[Figure collection entries]
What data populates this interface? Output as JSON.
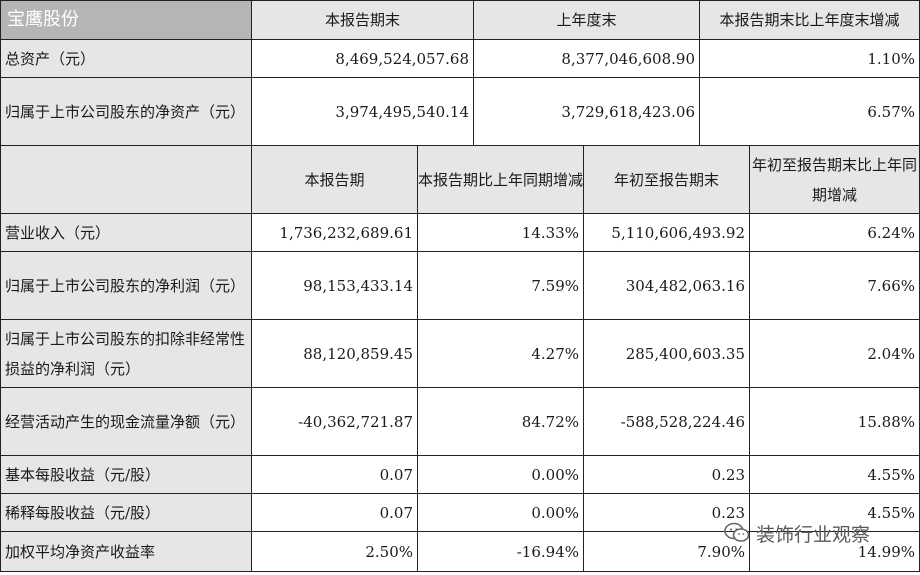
{
  "brand": "宝鹰股份",
  "header1": {
    "col1": "本报告期末",
    "col2": "上年度末",
    "col3": "本报告期末比上年度末增减"
  },
  "balance_rows": [
    {
      "label": "总资产（元）",
      "current": "8,469,524,057.68",
      "prior": "8,377,046,608.90",
      "change": "1.10%"
    },
    {
      "label": "归属于上市公司股东的净资产（元）",
      "current": "3,974,495,540.14",
      "prior": "3,729,618,423.06",
      "change": "6.57%"
    }
  ],
  "header2": {
    "col1": "本报告期",
    "col2": "本报告期比上年同期增减",
    "col3": "年初至报告期末",
    "col4": "年初至报告期末比上年同期增减"
  },
  "income_rows": [
    {
      "label": "营业收入（元）",
      "period": "1,736,232,689.61",
      "period_change": "14.33%",
      "ytd": "5,110,606,493.92",
      "ytd_change": "6.24%"
    },
    {
      "label": "归属于上市公司股东的净利润（元）",
      "period": "98,153,433.14",
      "period_change": "7.59%",
      "ytd": "304,482,063.16",
      "ytd_change": "7.66%"
    },
    {
      "label": "归属于上市公司股东的扣除非经常性损益的净利润（元）",
      "period": "88,120,859.45",
      "period_change": "4.27%",
      "ytd": "285,400,603.35",
      "ytd_change": "2.04%"
    },
    {
      "label": "经营活动产生的现金流量净额（元）",
      "period": "-40,362,721.87",
      "period_change": "84.72%",
      "ytd": "-588,528,224.46",
      "ytd_change": "15.88%"
    },
    {
      "label": "基本每股收益（元/股）",
      "period": "0.07",
      "period_change": "0.00%",
      "ytd": "0.23",
      "ytd_change": "4.55%"
    },
    {
      "label": "稀释每股收益（元/股）",
      "period": "0.07",
      "period_change": "0.00%",
      "ytd": "0.23",
      "ytd_change": "4.55%"
    },
    {
      "label": "加权平均净资产收益率",
      "period": "2.50%",
      "period_change": "-16.94%",
      "ytd": "7.90%",
      "ytd_change": "14.99%"
    }
  ],
  "watermark": "装饰行业观察"
}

* **Short problem**
Report how many lines above hold the string "label", giving nothing but the number.

* **Worked solution**
9